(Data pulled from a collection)
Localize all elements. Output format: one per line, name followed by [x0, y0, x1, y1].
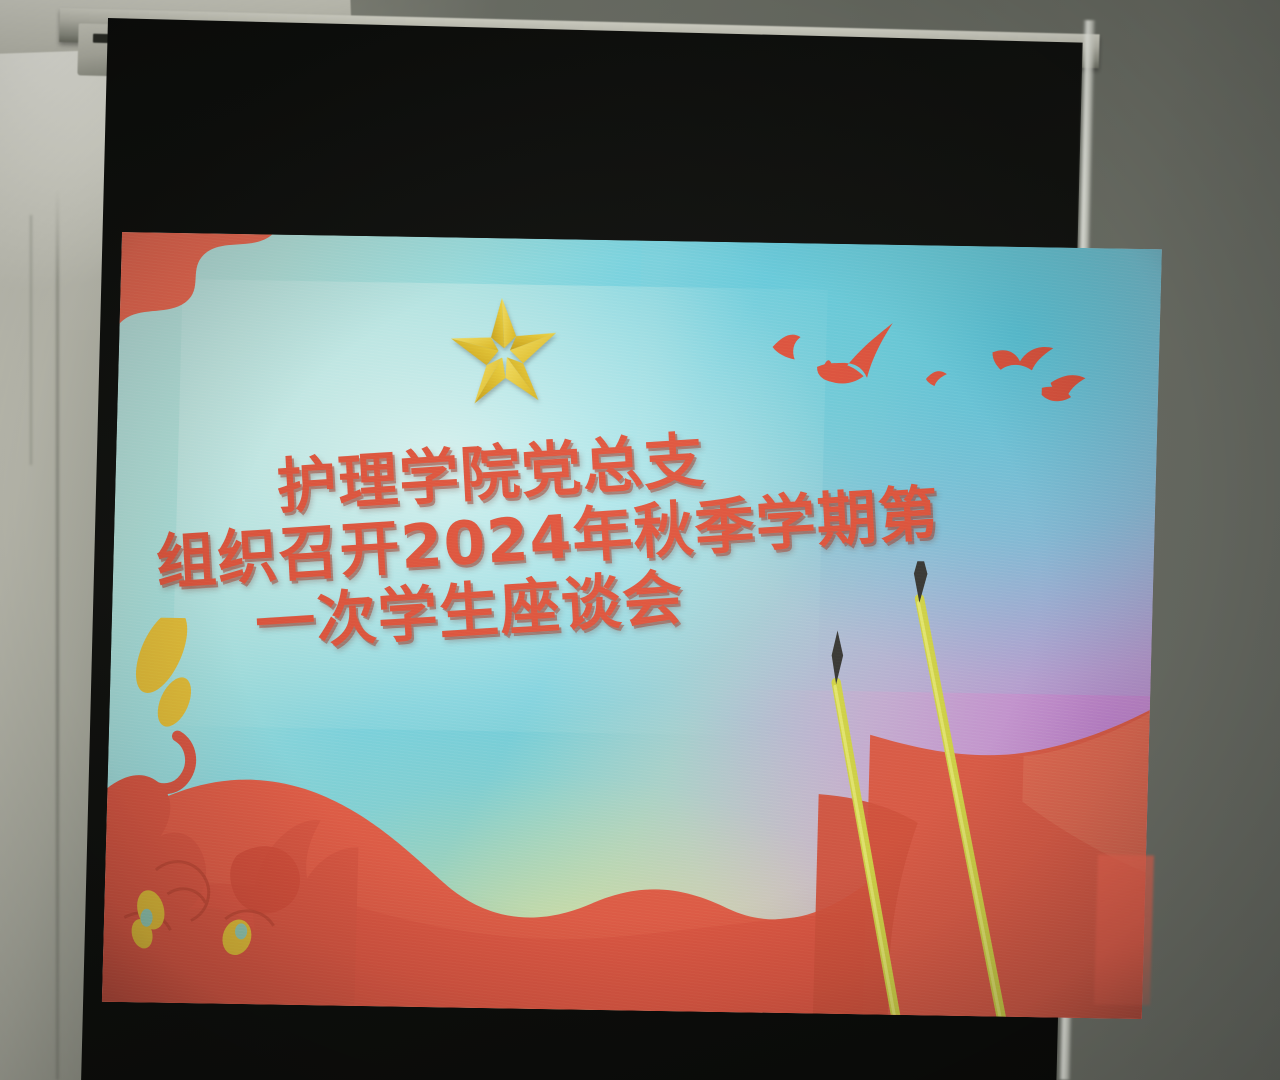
- projection-spill-on-wall: [1094, 855, 1154, 1006]
- wall-seam-secondary: [30, 215, 32, 465]
- photo-scene: 护理学院党总支 组织召开2024年秋季学期第 一次学生座谈会: [0, 0, 1280, 1080]
- slide-vignette: [102, 232, 1162, 1019]
- slide-background: 护理学院党总支 组织召开2024年秋季学期第 一次学生座谈会: [102, 232, 1162, 1019]
- wall-seam: [56, 190, 59, 1080]
- projected-slide: 护理学院党总支 组织召开2024年秋季学期第 一次学生座谈会: [102, 232, 1162, 1019]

_OBJECTIVE:_
Please update the entries, changing "one per line" to "each on its own line" and keeping everything else as it is. Leave the pictures out of your answer.

_EXERCISE RESPONSE:_
Localize all elements. Output format: each on its own line, name followed by [x0, y0, x1, y1].
- projection-spill-on-wall: [1094, 855, 1154, 1006]
- wall-seam-secondary: [30, 215, 32, 465]
- photo-scene: 护理学院党总支 组织召开2024年秋季学期第 一次学生座谈会: [0, 0, 1280, 1080]
- slide-vignette: [102, 232, 1162, 1019]
- slide-background: 护理学院党总支 组织召开2024年秋季学期第 一次学生座谈会: [102, 232, 1162, 1019]
- wall-seam: [56, 190, 59, 1080]
- projected-slide: 护理学院党总支 组织召开2024年秋季学期第 一次学生座谈会: [102, 232, 1162, 1019]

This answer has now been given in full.